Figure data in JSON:
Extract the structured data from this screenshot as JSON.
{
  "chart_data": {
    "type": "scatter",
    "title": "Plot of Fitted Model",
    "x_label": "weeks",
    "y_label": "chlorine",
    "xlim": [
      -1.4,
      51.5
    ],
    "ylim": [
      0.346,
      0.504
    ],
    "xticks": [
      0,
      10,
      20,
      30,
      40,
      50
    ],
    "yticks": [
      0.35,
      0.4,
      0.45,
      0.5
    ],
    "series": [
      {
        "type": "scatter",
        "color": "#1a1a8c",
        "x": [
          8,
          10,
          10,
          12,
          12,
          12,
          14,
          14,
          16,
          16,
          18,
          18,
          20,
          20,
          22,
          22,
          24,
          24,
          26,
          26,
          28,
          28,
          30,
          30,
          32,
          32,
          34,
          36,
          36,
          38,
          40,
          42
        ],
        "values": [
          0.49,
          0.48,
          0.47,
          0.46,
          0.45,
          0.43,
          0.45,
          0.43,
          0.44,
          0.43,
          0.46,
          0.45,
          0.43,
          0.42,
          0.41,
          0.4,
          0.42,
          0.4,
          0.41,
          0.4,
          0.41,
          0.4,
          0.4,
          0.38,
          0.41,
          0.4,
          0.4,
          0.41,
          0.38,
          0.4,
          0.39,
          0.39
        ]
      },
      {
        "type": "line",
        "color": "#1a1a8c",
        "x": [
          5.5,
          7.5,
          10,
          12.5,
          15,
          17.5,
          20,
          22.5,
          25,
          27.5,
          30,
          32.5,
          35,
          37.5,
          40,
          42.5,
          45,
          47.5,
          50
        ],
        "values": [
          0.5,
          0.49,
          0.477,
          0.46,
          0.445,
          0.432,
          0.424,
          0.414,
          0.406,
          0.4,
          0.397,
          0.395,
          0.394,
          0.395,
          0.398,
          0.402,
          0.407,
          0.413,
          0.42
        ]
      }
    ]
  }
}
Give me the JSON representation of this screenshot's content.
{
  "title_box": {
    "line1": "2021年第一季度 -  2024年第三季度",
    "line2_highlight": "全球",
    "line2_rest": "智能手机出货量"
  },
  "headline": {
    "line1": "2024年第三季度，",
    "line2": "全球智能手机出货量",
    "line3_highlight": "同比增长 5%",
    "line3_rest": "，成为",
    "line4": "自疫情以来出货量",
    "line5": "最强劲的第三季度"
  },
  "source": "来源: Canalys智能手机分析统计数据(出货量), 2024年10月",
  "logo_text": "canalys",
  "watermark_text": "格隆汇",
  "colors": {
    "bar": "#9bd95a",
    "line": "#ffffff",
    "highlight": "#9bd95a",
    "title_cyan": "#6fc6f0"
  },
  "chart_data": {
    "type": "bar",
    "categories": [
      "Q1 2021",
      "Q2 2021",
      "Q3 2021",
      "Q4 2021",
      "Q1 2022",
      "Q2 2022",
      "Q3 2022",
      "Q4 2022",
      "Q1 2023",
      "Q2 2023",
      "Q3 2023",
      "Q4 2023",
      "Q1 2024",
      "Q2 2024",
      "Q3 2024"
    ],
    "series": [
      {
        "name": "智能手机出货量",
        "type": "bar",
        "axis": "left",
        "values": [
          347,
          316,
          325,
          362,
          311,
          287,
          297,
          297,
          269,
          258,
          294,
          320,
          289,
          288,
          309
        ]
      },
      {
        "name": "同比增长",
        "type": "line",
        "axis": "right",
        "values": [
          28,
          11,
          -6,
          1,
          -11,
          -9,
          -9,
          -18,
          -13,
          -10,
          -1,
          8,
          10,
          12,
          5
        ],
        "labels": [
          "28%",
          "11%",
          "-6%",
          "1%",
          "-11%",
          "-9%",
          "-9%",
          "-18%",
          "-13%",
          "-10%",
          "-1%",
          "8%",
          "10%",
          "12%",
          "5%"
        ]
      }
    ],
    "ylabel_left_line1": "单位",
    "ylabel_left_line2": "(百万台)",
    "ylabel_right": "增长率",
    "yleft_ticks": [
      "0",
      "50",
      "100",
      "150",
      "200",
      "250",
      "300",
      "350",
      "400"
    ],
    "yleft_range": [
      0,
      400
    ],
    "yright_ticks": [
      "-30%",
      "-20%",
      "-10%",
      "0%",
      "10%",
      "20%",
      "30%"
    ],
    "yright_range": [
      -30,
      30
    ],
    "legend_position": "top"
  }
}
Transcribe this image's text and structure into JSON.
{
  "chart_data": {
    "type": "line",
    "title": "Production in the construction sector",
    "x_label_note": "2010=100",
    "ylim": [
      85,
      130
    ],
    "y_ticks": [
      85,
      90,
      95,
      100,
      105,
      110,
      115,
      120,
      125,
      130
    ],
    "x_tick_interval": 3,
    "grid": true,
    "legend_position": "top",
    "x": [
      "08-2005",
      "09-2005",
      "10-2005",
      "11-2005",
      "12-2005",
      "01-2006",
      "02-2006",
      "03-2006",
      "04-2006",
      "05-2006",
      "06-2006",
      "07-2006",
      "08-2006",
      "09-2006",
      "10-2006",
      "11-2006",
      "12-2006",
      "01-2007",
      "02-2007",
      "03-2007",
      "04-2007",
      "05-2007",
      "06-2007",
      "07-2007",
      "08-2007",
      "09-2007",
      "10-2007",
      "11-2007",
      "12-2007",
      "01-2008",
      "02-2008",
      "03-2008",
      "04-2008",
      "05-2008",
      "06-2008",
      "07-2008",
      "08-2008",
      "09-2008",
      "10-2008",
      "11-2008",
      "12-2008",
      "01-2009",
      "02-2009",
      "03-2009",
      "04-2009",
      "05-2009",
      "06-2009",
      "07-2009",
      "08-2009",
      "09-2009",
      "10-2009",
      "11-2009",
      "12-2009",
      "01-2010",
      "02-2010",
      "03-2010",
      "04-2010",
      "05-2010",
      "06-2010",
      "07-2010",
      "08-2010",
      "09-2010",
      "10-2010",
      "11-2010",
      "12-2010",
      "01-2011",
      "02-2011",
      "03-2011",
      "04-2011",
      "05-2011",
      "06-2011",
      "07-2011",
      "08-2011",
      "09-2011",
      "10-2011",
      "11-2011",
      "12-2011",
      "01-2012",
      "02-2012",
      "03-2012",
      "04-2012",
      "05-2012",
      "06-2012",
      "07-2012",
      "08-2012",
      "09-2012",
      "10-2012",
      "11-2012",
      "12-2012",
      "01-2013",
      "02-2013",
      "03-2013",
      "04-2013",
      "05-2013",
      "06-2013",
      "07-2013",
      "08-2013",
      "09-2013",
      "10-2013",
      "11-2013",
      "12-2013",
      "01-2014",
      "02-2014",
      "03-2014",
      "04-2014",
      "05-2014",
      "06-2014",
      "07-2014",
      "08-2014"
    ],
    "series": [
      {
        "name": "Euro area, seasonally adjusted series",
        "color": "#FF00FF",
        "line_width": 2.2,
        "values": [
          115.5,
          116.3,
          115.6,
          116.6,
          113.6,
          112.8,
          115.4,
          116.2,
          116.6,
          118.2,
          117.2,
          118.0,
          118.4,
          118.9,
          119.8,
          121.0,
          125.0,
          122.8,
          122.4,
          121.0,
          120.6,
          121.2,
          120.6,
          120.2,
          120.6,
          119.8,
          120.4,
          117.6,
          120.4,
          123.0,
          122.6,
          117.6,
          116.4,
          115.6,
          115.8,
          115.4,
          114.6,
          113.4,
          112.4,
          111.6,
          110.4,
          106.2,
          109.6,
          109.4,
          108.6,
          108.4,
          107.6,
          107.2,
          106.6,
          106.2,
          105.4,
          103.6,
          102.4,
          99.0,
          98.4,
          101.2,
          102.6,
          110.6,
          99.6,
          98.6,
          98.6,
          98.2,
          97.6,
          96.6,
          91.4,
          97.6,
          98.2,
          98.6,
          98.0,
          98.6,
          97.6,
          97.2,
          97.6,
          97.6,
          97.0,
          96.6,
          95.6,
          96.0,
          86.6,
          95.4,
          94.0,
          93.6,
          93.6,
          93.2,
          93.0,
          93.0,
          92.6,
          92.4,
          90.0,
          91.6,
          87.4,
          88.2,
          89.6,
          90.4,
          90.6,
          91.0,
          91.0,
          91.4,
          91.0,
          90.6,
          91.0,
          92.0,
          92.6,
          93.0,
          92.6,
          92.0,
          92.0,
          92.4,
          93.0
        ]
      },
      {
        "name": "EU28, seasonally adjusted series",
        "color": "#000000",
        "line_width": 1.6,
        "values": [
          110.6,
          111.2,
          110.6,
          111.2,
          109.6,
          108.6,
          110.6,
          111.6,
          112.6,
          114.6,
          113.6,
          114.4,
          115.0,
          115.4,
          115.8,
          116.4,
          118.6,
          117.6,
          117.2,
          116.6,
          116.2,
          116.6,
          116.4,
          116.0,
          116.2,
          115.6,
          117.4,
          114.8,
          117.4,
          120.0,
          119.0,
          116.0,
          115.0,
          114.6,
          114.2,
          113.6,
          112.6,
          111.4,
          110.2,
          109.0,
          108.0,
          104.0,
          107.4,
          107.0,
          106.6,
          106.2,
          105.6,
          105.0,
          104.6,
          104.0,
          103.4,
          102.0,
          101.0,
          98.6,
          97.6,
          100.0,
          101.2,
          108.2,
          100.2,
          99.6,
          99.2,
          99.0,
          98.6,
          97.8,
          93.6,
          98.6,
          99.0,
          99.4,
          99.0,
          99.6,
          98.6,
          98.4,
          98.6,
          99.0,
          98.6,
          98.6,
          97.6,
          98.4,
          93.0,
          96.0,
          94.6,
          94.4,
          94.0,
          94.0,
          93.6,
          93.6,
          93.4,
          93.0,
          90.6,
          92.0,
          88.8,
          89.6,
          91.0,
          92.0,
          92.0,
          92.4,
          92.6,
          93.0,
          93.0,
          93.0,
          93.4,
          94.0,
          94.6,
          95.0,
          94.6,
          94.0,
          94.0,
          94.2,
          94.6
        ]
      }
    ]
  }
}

### EXERCISE PROMPT
Return every line containing "this".

### OUTPUT
Extract the structured data from this screenshot as JSON.
Give me the JSON representation of this screenshot's content.
Transcribe this image's text and structure into JSON.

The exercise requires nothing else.